• [Working data]:
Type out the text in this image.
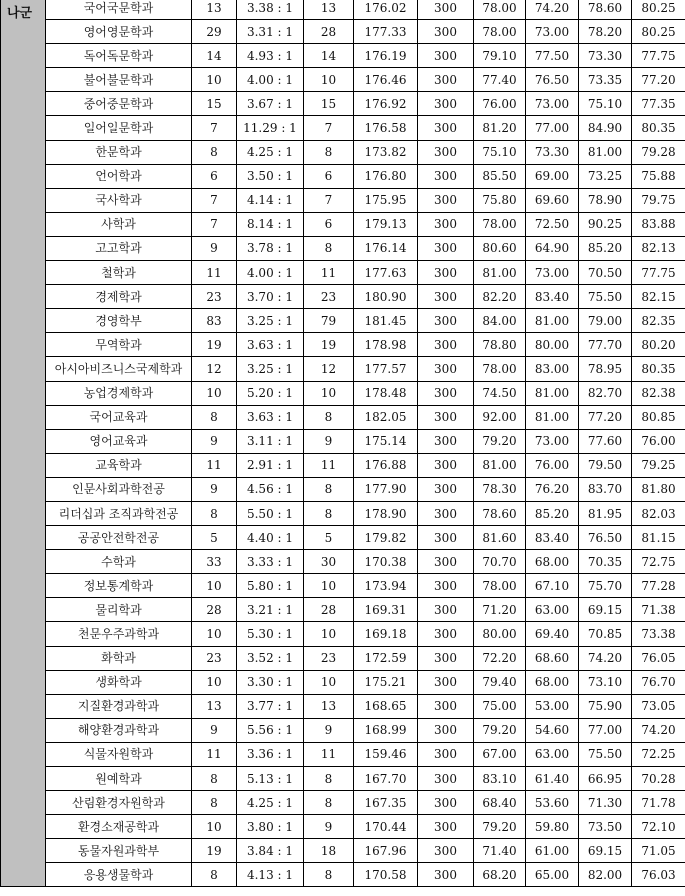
나군	국어국문학과	13	3.38 : 1	13	176.02	300	78.00	74.20	78.60	80.25
	영어영문학과	29	3.31 : 1	28	177.33	300	78.00	73.00	78.20	80.25
	독어독문학과	14	4.93 : 1	14	176.19	300	79.10	77.50	73.30	77.75
	불어불문학과	10	4.00 : 1	10	176.46	300	77.40	76.50	73.35	77.20
	중어중문학과	15	3.67 : 1	15	176.92	300	76.00	73.00	75.10	77.35
	일어일문학과	7	11.29 : 1	7	176.58	300	81.20	77.00	84.90	80.35
	한문학과	8	4.25 : 1	8	173.82	300	75.10	73.30	81.00	79.28
	언어학과	6	3.50 : 1	6	176.80	300	85.50	69.00	73.25	75.88
	국사학과	7	4.14 : 1	7	175.95	300	75.80	69.60	78.90	79.75
	사학과	7	8.14 : 1	6	179.13	300	78.00	72.50	90.25	83.88
	고고학과	9	3.78 : 1	8	176.14	300	80.60	64.90	85.20	82.13
	철학과	11	4.00 : 1	11	177.63	300	81.00	73.00	70.50	77.75
	경제학과	23	3.70 : 1	23	180.90	300	82.20	83.40	75.50	82.15
	경영학부	83	3.25 : 1	79	181.45	300	84.00	81.00	79.00	82.35
	무역학과	19	3.63 : 1	19	178.98	300	78.80	80.00	77.70	80.20
	아시아비즈니스국제학과	12	3.25 : 1	12	177.57	300	78.00	83.00	78.95	80.35
	농업경제학과	10	5.20 : 1	10	178.48	300	74.50	81.00	82.70	82.38
	국어교육과	8	3.63 : 1	8	182.05	300	92.00	81.00	77.20	80.85
	영어교육과	9	3.11 : 1	9	175.14	300	79.20	73.00	77.60	76.00
	교육학과	11	2.91 : 1	11	176.88	300	81.00	76.00	79.50	79.25
	인문사회과학전공	9	4.56 : 1	8	177.90	300	78.30	76.20	83.70	81.80
	리더십과 조직과학전공	8	5.50 : 1	8	178.90	300	78.60	85.20	81.95	82.03
	공공안전학전공	5	4.40 : 1	5	179.82	300	81.60	83.40	76.50	81.15
	수학과	33	3.33 : 1	30	170.38	300	70.70	68.00	70.35	72.75
	정보통계학과	10	5.80 : 1	10	173.94	300	78.00	67.10	75.70	77.28
	물리학과	28	3.21 : 1	28	169.31	300	71.20	63.00	69.15	71.38
	천문우주과학과	10	5.30 : 1	10	169.18	300	80.00	69.40	70.85	73.38
	화학과	23	3.52 : 1	23	172.59	300	72.20	68.60	74.20	76.05
	생화학과	10	3.30 : 1	10	175.21	300	79.40	68.00	73.10	76.70
	지질환경과학과	13	3.77 : 1	13	168.65	300	75.00	53.00	75.90	73.05
	해양환경과학과	9	5.56 : 1	9	168.99	300	79.20	54.60	77.00	74.20
	식물자원학과	11	3.36 : 1	11	159.46	300	67.00	63.00	75.50	72.25
	원예학과	8	5.13 : 1	8	167.70	300	83.10	61.40	66.95	70.28
	산림환경자원학과	8	4.25 : 1	8	167.35	300	68.40	53.60	71.30	71.78
	환경소재공학과	10	3.80 : 1	9	170.44	300	79.20	59.80	73.50	72.10
	동물자원과학부	19	3.84 : 1	18	167.96	300	71.40	61.00	69.15	71.05
	응용생물학과	8	4.13 : 1	8	170.58	300	68.20	65.00	82.00	76.03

• [What is asked]: Quote the records above in full, dropping each picture.

• [Exercise solution]:
Type out the text in this image.
나군	국어국문학과	13	3.38 : 1	13	176.02	300	78.00	74.20	78.60	80.25
	영어영문학과	29	3.31 : 1	28	177.33	300	78.00	73.00	78.20	80.25
	독어독문학과	14	4.93 : 1	14	176.19	300	79.10	77.50	73.30	77.75
	불어불문학과	10	4.00 : 1	10	176.46	300	77.40	76.50	73.35	77.20
	중어중문학과	15	3.67 : 1	15	176.92	300	76.00	73.00	75.10	77.35
	일어일문학과	7	11.29 : 1	7	176.58	300	81.20	77.00	84.90	80.35
	한문학과	8	4.25 : 1	8	173.82	300	75.10	73.30	81.00	79.28
	언어학과	6	3.50 : 1	6	176.80	300	85.50	69.00	73.25	75.88
	국사학과	7	4.14 : 1	7	175.95	300	75.80	69.60	78.90	79.75
	사학과	7	8.14 : 1	6	179.13	300	78.00	72.50	90.25	83.88
	고고학과	9	3.78 : 1	8	176.14	300	80.60	64.90	85.20	82.13
	철학과	11	4.00 : 1	11	177.63	300	81.00	73.00	70.50	77.75
	경제학과	23	3.70 : 1	23	180.90	300	82.20	83.40	75.50	82.15
	경영학부	83	3.25 : 1	79	181.45	300	84.00	81.00	79.00	82.35
	무역학과	19	3.63 : 1	19	178.98	300	78.80	80.00	77.70	80.20
	아시아비즈니스국제학과	12	3.25 : 1	12	177.57	300	78.00	83.00	78.95	80.35
	농업경제학과	10	5.20 : 1	10	178.48	300	74.50	81.00	82.70	82.38
	국어교육과	8	3.63 : 1	8	182.05	300	92.00	81.00	77.20	80.85
	영어교육과	9	3.11 : 1	9	175.14	300	79.20	73.00	77.60	76.00
	교육학과	11	2.91 : 1	11	176.88	300	81.00	76.00	79.50	79.25
	인문사회과학전공	9	4.56 : 1	8	177.90	300	78.30	76.20	83.70	81.80
	리더십과 조직과학전공	8	5.50 : 1	8	178.90	300	78.60	85.20	81.95	82.03
	공공안전학전공	5	4.40 : 1	5	179.82	300	81.60	83.40	76.50	81.15
	수학과	33	3.33 : 1	30	170.38	300	70.70	68.00	70.35	72.75
	정보통계학과	10	5.80 : 1	10	173.94	300	78.00	67.10	75.70	77.28
	물리학과	28	3.21 : 1	28	169.31	300	71.20	63.00	69.15	71.38
	천문우주과학과	10	5.30 : 1	10	169.18	300	80.00	69.40	70.85	73.38
	화학과	23	3.52 : 1	23	172.59	300	72.20	68.60	74.20	76.05
	생화학과	10	3.30 : 1	10	175.21	300	79.40	68.00	73.10	76.70
	지질환경과학과	13	3.77 : 1	13	168.65	300	75.00	53.00	75.90	73.05
	해양환경과학과	9	5.56 : 1	9	168.99	300	79.20	54.60	77.00	74.20
	식물자원학과	11	3.36 : 1	11	159.46	300	67.00	63.00	75.50	72.25
	원예학과	8	5.13 : 1	8	167.70	300	83.10	61.40	66.95	70.28
	산림환경자원학과	8	4.25 : 1	8	167.35	300	68.40	53.60	71.30	71.78
	환경소재공학과	10	3.80 : 1	9	170.44	300	79.20	59.80	73.50	72.10
	동물자원과학부	19	3.84 : 1	18	167.96	300	71.40	61.00	69.15	71.05
	응용생물학과	8	4.13 : 1	8	170.58	300	68.20	65.00	82.00	76.03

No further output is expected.